## AIM
Can you reproduce, word for word, the stretch of the data below from its first line through the line containing "The pressure F is at (198, 130).", with both ends included?

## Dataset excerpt
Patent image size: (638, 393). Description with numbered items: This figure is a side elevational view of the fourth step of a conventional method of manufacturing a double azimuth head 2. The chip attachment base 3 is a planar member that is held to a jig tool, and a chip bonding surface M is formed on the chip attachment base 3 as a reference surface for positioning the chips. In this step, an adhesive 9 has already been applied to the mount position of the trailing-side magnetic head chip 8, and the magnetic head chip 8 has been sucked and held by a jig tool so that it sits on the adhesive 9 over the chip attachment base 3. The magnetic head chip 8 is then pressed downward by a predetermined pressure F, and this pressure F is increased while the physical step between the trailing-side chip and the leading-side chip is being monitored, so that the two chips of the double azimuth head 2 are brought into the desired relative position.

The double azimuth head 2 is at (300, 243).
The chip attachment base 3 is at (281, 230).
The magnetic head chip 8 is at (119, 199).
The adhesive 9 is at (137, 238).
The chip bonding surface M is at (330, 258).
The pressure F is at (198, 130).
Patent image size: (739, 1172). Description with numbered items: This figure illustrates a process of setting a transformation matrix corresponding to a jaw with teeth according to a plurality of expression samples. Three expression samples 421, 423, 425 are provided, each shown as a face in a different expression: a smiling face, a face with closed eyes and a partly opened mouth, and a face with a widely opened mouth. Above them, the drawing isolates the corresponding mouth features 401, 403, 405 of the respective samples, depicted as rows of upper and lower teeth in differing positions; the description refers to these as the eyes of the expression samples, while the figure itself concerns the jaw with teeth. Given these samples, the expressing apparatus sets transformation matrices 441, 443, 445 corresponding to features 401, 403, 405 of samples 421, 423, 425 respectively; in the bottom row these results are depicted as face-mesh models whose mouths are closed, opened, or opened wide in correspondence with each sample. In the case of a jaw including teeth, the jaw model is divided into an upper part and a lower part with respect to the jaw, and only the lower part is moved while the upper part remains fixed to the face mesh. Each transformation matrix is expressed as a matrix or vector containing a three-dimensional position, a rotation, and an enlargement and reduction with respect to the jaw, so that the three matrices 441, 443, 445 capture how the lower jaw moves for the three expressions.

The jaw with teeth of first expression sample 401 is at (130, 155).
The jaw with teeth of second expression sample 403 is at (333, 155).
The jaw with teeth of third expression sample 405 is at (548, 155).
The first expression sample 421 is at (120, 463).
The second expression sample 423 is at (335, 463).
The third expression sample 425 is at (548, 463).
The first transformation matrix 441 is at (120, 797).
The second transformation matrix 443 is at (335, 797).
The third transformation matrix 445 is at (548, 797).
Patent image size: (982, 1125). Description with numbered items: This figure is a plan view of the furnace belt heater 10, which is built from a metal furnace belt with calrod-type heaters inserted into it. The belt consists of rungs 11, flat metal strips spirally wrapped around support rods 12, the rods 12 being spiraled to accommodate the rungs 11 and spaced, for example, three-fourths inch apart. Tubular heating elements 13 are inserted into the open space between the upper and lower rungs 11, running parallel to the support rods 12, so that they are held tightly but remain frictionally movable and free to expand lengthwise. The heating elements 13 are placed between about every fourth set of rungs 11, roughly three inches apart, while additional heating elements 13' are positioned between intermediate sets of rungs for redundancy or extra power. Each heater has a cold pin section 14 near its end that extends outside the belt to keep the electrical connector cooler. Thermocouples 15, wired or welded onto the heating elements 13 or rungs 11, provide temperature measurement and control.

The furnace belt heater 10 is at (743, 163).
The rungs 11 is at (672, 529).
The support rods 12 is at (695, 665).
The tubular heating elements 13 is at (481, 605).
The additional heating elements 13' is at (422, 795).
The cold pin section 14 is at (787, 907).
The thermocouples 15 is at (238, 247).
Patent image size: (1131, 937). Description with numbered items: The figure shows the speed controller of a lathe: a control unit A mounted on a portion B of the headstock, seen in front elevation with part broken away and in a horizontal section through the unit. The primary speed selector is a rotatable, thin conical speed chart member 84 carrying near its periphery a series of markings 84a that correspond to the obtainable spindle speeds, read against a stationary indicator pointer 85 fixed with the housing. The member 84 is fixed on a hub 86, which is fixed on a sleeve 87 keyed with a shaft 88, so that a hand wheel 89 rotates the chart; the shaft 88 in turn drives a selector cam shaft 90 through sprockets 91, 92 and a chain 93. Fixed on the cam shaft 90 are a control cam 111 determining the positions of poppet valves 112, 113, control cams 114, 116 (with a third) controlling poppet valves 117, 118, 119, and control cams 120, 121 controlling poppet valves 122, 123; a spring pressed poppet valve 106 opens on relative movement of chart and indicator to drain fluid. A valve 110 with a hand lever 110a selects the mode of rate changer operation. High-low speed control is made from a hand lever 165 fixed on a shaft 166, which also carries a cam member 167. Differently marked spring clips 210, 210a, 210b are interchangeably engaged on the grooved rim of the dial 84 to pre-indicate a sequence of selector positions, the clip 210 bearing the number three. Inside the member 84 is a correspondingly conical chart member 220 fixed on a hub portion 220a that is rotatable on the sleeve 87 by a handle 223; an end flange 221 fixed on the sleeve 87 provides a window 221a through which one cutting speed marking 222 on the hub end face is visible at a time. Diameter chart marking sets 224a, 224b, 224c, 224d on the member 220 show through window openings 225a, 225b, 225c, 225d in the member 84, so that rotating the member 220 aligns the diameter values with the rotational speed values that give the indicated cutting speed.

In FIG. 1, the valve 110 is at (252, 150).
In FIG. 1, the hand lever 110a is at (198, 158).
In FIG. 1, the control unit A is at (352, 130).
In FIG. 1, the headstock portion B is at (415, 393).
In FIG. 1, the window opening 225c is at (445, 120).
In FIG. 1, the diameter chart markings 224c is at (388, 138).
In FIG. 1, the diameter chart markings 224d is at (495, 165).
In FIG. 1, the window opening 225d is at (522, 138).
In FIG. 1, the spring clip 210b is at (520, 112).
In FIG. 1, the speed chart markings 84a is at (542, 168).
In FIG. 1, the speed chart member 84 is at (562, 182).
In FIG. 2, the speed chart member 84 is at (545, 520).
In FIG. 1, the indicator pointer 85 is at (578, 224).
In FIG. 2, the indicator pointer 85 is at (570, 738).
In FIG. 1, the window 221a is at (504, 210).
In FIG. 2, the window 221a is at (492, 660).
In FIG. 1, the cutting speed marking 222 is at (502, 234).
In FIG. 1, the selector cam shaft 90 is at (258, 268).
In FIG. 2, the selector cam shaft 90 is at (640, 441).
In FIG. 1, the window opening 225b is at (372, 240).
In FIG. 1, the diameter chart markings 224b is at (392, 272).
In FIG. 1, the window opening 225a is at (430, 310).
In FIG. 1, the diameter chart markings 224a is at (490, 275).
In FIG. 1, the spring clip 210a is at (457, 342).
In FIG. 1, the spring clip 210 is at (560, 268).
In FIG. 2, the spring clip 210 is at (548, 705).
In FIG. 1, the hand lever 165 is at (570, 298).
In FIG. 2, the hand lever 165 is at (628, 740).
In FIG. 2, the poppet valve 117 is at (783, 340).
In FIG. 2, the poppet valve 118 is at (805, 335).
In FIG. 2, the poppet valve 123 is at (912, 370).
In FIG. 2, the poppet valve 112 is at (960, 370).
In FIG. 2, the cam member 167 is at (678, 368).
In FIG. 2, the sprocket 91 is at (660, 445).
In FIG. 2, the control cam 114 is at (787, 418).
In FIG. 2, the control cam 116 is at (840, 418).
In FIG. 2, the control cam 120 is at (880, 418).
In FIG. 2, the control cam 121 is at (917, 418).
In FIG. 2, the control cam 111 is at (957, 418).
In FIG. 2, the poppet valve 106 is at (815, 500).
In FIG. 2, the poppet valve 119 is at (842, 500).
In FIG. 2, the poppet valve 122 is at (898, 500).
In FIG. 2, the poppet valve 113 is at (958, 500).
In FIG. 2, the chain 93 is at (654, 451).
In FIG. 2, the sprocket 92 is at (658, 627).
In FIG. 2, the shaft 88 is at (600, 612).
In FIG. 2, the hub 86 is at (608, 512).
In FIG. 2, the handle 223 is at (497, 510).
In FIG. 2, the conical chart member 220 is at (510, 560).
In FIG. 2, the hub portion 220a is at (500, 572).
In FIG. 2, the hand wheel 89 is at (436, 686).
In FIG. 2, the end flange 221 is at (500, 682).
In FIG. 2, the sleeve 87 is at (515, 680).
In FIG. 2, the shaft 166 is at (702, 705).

## SOLVED PROBLEM
Patent image size: (638, 393). Description with numbered items: This figure is a side elevational view of the fourth step of a conventional method of manufacturing a double azimuth head 2. The chip attachment base 3 is a planar member that is held to a jig tool, and a chip bonding surface M is formed on the chip attachment base 3 as a reference surface for positioning the chips. In this step, an adhesive 9 has already been applied to the mount position of the trailing-side magnetic head chip 8, and the magnetic head chip 8 has been sucked and held by a jig tool so that it sits on the adhesive 9 over the chip attachment base 3. The magnetic head chip 8 is then pressed downward by a predetermined pressure F, and this pressure F is increased while the physical step between the trailing-side chip and the leading-side chip is being monitored, so that the two chips of the double azimuth head 2 are brought into the desired relative position.

The double azimuth head 2 is at (300, 243).
The chip attachment base 3 is at (281, 230).
The magnetic head chip 8 is at (119, 199).
The adhesive 9 is at (137, 238).
The chip bonding surface M is at (330, 258).
The pressure F is at (198, 130).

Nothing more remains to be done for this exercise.